Requirement. Return every line of the data below that includes the string "color".

Input for this task.
==============================
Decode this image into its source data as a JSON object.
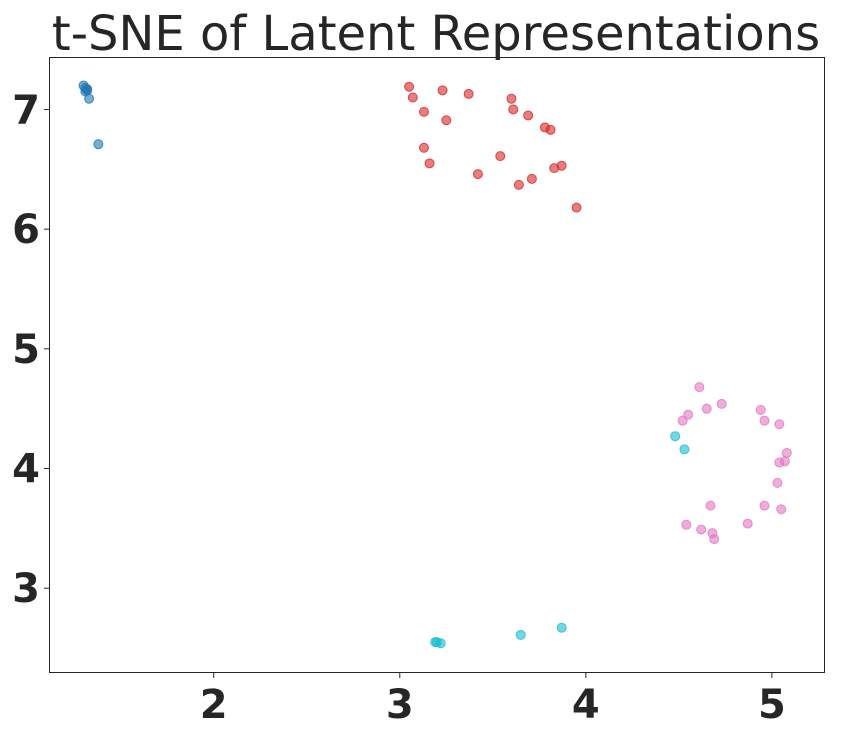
{
  "chart_data": {
    "type": "scatter",
    "title": "t-SNE of Latent Representations",
    "xlabel": "",
    "ylabel": "",
    "xlim": [
      1.12,
      5.28
    ],
    "ylim": [
      2.3,
      7.43
    ],
    "xticks": [
      2,
      3,
      4,
      5
    ],
    "yticks": [
      3,
      4,
      5,
      6,
      7
    ],
    "grid": false,
    "series": [
      {
        "color": "#1f77b4",
        "points": [
          [
            1.3,
            7.2
          ],
          [
            1.31,
            7.18
          ],
          [
            1.32,
            7.16
          ],
          [
            1.31,
            7.15
          ],
          [
            1.32,
            7.17
          ],
          [
            1.33,
            7.09
          ],
          [
            1.38,
            6.71
          ]
        ]
      },
      {
        "color": "#d62728",
        "points": [
          [
            3.05,
            7.19
          ],
          [
            3.07,
            7.1
          ],
          [
            3.23,
            7.16
          ],
          [
            3.37,
            7.13
          ],
          [
            3.6,
            7.09
          ],
          [
            3.61,
            7.0
          ],
          [
            3.13,
            6.98
          ],
          [
            3.25,
            6.91
          ],
          [
            3.69,
            6.95
          ],
          [
            3.78,
            6.85
          ],
          [
            3.81,
            6.83
          ],
          [
            3.13,
            6.68
          ],
          [
            3.16,
            6.55
          ],
          [
            3.54,
            6.61
          ],
          [
            3.87,
            6.53
          ],
          [
            3.83,
            6.51
          ],
          [
            3.42,
            6.46
          ],
          [
            3.71,
            6.42
          ],
          [
            3.64,
            6.37
          ],
          [
            3.95,
            6.18
          ]
        ]
      },
      {
        "color": "#e377c2",
        "points": [
          [
            4.61,
            4.68
          ],
          [
            4.55,
            4.45
          ],
          [
            4.52,
            4.4
          ],
          [
            4.65,
            4.5
          ],
          [
            4.73,
            4.54
          ],
          [
            4.94,
            4.49
          ],
          [
            4.96,
            4.4
          ],
          [
            5.04,
            4.37
          ],
          [
            5.08,
            4.13
          ],
          [
            5.07,
            4.06
          ],
          [
            5.04,
            4.05
          ],
          [
            5.03,
            3.88
          ],
          [
            4.67,
            3.69
          ],
          [
            4.96,
            3.69
          ],
          [
            5.05,
            3.66
          ],
          [
            4.54,
            3.53
          ],
          [
            4.62,
            3.49
          ],
          [
            4.87,
            3.54
          ],
          [
            4.68,
            3.46
          ],
          [
            4.69,
            3.41
          ]
        ]
      },
      {
        "color": "#17becf",
        "points": [
          [
            4.48,
            4.27
          ],
          [
            4.53,
            4.16
          ],
          [
            3.19,
            2.55
          ],
          [
            3.2,
            2.55
          ],
          [
            3.22,
            2.54
          ],
          [
            3.65,
            2.61
          ],
          [
            3.87,
            2.67
          ]
        ]
      }
    ]
  }
}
==============================
Worked answer.
        "color": "#1f77b4",
        "color": "#d62728",
        "color": "#e377c2",
        "color": "#17becf",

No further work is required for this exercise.